STATED EXERCISE ▸ Scan the following material for the string "usage" and copy each line in which it appears.

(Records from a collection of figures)
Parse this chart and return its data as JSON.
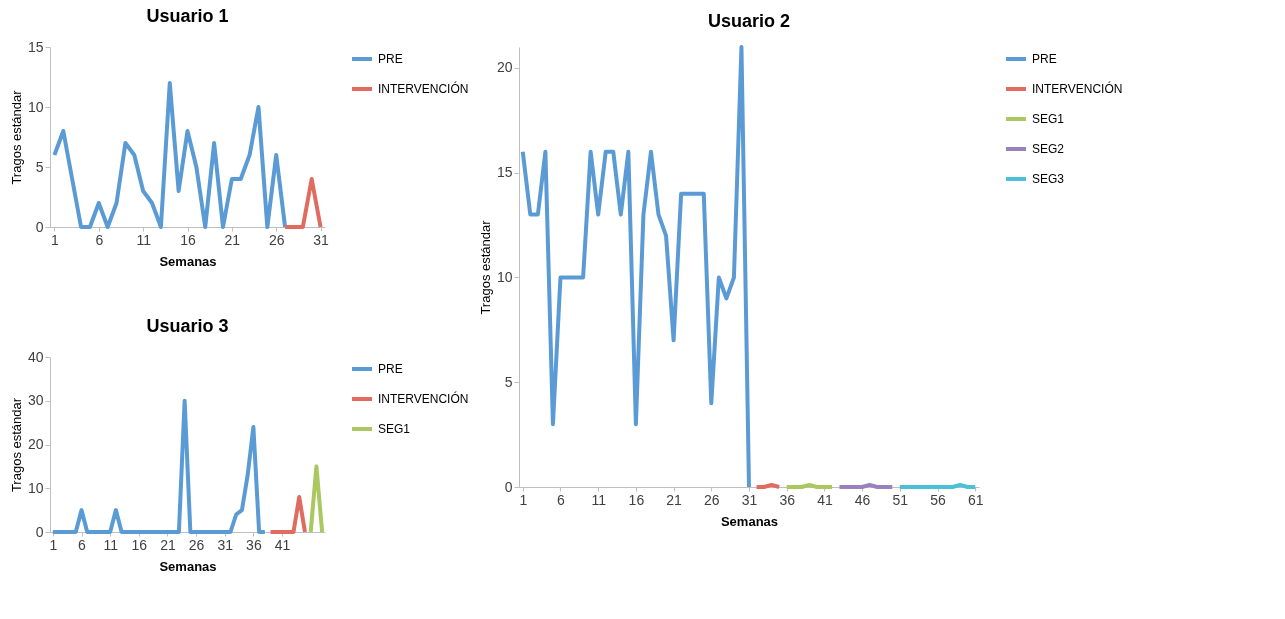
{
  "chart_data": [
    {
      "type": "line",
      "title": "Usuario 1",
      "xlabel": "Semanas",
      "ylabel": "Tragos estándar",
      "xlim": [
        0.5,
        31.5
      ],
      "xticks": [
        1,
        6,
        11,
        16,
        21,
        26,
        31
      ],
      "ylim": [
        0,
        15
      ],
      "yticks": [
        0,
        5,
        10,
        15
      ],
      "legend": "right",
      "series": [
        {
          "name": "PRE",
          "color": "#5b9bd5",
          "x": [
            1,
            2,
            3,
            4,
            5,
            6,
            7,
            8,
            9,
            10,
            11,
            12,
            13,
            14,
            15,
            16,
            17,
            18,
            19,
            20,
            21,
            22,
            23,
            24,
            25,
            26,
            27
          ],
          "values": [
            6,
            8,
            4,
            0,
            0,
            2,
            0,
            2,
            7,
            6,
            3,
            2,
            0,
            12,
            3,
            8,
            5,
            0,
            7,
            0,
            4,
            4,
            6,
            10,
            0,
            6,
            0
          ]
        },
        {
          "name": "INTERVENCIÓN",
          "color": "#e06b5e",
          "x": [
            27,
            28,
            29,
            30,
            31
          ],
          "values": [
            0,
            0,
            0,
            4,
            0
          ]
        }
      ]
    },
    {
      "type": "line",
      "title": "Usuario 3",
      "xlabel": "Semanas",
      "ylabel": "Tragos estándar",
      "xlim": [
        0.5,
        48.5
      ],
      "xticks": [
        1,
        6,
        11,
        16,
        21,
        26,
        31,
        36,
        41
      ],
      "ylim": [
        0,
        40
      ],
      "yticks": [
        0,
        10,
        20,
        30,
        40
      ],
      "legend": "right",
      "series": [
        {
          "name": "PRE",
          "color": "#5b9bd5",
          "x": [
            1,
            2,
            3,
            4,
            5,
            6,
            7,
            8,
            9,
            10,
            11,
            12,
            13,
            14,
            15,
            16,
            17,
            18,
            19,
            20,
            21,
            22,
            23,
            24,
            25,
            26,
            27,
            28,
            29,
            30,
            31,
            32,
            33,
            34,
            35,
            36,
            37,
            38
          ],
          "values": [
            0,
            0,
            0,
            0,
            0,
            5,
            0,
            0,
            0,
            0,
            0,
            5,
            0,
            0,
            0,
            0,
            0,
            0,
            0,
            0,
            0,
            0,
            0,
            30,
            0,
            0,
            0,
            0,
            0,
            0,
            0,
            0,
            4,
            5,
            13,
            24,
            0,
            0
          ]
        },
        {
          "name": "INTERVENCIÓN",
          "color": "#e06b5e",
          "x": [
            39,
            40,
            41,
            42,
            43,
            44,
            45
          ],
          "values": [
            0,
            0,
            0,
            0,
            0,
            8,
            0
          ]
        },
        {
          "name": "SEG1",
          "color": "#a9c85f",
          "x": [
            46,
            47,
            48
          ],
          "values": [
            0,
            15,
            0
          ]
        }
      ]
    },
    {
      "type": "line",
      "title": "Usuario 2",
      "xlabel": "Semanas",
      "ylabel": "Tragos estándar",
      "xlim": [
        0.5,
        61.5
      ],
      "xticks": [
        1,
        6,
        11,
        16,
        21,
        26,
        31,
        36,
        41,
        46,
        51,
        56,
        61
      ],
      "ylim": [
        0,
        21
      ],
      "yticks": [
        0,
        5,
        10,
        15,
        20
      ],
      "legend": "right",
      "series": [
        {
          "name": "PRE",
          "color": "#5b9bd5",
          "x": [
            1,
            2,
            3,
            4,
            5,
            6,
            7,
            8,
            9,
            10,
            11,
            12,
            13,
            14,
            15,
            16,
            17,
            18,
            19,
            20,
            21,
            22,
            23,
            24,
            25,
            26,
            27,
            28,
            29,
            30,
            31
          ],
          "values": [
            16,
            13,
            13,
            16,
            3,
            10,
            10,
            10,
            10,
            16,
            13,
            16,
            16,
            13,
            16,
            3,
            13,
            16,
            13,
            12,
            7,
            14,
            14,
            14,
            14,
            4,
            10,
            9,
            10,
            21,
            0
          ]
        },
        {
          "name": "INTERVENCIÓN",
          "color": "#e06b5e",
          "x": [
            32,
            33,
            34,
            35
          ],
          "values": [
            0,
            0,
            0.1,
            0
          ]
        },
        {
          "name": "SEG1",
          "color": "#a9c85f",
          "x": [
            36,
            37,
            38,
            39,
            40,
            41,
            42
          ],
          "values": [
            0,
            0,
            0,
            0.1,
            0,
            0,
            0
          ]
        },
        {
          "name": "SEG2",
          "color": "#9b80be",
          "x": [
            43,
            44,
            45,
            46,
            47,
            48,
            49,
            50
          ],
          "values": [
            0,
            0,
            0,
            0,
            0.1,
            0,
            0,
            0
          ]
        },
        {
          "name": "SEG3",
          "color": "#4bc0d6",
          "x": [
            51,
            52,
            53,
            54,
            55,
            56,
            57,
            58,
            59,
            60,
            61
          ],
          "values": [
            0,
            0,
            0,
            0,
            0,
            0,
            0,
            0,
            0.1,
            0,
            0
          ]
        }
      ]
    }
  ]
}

==

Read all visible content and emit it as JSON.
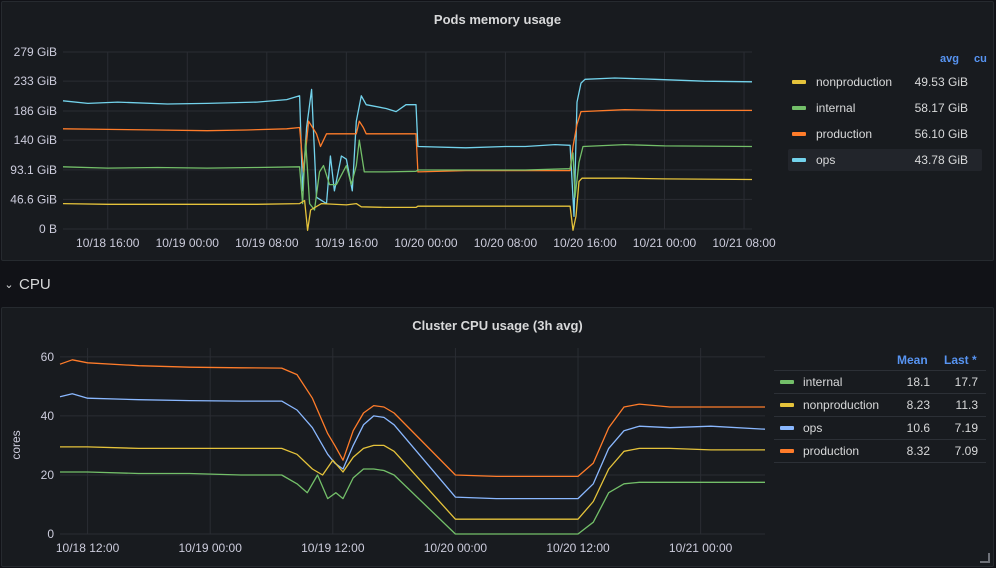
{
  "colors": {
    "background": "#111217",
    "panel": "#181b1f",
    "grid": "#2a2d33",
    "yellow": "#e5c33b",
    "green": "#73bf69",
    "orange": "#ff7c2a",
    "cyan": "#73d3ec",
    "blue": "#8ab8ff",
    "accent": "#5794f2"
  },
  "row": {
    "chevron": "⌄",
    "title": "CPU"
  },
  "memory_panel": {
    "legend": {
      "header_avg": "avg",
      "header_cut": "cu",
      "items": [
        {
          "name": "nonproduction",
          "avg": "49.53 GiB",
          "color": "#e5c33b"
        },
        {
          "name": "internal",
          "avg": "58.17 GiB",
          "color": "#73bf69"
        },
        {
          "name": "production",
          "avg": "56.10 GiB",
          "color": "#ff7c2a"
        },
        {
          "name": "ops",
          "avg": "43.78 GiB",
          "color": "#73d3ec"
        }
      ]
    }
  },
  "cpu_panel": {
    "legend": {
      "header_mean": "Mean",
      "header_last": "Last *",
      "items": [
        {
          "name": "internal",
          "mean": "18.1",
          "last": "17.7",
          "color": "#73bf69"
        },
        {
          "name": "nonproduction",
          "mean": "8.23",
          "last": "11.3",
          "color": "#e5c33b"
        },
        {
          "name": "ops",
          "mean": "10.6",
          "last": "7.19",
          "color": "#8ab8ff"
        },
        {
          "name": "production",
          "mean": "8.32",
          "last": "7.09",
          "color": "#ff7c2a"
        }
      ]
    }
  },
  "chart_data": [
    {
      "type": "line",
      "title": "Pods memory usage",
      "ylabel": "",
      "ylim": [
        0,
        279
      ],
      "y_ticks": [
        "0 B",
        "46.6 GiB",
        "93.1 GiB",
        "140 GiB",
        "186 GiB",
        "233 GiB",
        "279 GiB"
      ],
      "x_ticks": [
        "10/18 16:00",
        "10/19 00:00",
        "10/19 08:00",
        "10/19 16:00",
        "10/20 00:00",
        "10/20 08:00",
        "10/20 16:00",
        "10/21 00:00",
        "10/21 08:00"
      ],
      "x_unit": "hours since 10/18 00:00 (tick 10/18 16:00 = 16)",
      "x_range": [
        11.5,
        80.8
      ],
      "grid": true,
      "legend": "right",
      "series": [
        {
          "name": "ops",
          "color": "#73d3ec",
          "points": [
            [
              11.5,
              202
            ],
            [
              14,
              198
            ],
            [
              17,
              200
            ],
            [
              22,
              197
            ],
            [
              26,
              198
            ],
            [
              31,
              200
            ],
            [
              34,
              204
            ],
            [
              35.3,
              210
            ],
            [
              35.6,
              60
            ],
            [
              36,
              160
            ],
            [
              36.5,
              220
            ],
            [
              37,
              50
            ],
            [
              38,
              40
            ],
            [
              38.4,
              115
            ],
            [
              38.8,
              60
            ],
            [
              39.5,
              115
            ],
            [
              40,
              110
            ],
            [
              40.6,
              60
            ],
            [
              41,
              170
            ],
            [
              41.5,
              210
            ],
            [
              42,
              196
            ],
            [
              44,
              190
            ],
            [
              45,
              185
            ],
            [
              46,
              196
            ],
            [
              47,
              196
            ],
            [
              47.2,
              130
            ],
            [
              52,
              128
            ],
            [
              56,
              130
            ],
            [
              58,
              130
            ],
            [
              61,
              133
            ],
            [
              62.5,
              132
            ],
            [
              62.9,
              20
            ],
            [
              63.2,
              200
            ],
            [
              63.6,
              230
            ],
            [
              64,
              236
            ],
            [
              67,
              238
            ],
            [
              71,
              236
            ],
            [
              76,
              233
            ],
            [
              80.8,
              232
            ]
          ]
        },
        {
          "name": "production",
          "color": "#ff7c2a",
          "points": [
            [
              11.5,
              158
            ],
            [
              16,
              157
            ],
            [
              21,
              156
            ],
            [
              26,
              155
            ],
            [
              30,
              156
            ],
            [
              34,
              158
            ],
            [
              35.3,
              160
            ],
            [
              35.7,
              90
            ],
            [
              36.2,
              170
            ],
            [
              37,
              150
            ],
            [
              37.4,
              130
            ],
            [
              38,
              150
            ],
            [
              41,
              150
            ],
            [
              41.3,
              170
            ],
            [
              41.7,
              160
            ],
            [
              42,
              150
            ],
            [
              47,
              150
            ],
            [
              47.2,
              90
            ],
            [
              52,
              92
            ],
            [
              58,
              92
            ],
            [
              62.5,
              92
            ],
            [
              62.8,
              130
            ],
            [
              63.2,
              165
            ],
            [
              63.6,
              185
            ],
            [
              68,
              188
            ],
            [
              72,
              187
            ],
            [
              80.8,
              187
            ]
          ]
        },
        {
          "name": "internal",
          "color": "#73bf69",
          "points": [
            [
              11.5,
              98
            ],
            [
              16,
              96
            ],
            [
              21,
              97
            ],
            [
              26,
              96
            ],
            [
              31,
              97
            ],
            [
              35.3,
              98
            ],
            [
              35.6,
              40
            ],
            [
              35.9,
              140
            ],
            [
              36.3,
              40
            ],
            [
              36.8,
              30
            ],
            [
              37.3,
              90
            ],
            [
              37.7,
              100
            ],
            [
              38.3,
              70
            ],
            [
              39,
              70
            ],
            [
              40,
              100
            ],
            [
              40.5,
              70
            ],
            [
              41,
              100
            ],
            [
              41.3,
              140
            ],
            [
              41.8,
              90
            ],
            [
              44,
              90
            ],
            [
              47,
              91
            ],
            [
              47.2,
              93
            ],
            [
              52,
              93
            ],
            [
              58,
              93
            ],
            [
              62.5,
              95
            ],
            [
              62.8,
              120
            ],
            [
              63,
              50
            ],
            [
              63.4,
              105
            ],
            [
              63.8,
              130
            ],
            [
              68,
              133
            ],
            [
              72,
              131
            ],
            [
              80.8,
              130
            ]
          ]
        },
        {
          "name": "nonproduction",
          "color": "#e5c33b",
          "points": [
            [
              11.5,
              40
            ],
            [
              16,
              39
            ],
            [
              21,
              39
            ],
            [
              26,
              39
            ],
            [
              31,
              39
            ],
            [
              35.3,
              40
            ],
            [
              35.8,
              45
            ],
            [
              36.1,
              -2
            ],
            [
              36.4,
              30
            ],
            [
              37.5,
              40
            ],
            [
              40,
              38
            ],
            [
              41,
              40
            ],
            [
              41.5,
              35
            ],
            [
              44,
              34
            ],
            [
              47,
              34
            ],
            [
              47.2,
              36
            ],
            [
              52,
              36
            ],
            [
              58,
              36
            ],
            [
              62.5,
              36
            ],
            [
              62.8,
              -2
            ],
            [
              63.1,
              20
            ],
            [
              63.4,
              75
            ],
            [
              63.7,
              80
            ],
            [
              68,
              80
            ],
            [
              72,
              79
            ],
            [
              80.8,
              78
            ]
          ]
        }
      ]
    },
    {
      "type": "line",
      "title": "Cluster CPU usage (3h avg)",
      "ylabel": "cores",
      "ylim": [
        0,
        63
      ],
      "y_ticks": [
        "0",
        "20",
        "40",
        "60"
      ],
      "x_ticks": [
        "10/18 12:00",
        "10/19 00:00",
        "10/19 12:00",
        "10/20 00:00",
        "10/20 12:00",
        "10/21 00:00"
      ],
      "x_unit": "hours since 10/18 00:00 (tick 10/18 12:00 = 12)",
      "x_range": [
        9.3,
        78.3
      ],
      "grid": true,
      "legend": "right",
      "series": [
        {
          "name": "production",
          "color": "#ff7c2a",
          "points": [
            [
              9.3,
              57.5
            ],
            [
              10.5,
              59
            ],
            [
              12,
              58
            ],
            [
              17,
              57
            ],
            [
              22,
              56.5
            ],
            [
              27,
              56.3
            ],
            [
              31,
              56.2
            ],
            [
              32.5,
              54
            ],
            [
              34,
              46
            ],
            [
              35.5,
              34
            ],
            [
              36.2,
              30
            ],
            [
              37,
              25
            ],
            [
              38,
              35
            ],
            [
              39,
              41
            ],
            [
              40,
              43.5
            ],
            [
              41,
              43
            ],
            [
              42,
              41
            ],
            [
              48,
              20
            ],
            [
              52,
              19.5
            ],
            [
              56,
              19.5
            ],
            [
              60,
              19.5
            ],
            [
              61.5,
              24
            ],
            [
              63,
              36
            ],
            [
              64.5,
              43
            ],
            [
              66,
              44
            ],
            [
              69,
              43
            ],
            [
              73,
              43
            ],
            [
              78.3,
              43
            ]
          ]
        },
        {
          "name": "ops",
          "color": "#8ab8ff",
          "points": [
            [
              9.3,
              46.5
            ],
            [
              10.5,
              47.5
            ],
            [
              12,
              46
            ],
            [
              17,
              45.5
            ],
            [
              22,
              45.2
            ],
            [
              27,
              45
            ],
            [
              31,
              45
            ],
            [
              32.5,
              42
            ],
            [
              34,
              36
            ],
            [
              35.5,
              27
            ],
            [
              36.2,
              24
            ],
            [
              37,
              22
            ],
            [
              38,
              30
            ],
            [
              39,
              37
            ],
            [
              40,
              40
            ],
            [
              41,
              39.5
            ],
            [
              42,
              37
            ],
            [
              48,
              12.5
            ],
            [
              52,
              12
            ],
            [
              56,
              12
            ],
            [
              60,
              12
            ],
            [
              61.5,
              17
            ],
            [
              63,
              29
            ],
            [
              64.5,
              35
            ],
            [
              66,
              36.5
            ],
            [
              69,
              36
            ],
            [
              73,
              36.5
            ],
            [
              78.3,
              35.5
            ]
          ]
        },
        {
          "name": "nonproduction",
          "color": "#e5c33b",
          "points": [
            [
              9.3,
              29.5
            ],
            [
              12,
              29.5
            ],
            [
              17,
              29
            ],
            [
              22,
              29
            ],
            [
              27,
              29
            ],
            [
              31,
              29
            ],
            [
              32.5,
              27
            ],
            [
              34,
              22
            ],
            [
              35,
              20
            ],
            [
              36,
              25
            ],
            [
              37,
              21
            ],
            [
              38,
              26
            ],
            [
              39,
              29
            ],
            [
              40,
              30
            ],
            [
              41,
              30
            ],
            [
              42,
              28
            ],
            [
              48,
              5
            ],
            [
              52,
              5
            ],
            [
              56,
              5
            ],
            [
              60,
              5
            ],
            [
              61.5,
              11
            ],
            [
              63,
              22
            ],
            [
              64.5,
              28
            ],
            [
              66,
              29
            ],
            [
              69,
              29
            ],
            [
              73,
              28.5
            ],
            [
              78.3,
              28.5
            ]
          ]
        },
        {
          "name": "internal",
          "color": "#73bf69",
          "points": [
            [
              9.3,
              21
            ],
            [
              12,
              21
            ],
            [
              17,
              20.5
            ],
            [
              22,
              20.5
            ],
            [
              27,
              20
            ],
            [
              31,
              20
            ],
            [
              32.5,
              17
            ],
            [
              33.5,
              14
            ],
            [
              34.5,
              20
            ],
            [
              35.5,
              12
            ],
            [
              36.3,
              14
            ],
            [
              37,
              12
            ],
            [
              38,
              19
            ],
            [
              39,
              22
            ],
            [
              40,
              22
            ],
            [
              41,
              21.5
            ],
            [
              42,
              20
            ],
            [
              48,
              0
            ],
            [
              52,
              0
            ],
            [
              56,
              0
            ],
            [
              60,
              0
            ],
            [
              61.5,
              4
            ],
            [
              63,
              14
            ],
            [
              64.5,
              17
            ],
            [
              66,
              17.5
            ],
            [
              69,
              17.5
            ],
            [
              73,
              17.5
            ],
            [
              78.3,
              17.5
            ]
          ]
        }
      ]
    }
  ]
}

RESULT ▸
      "title": "Pods memory usage",
      "title": "Cluster CPU usage (3h avg)",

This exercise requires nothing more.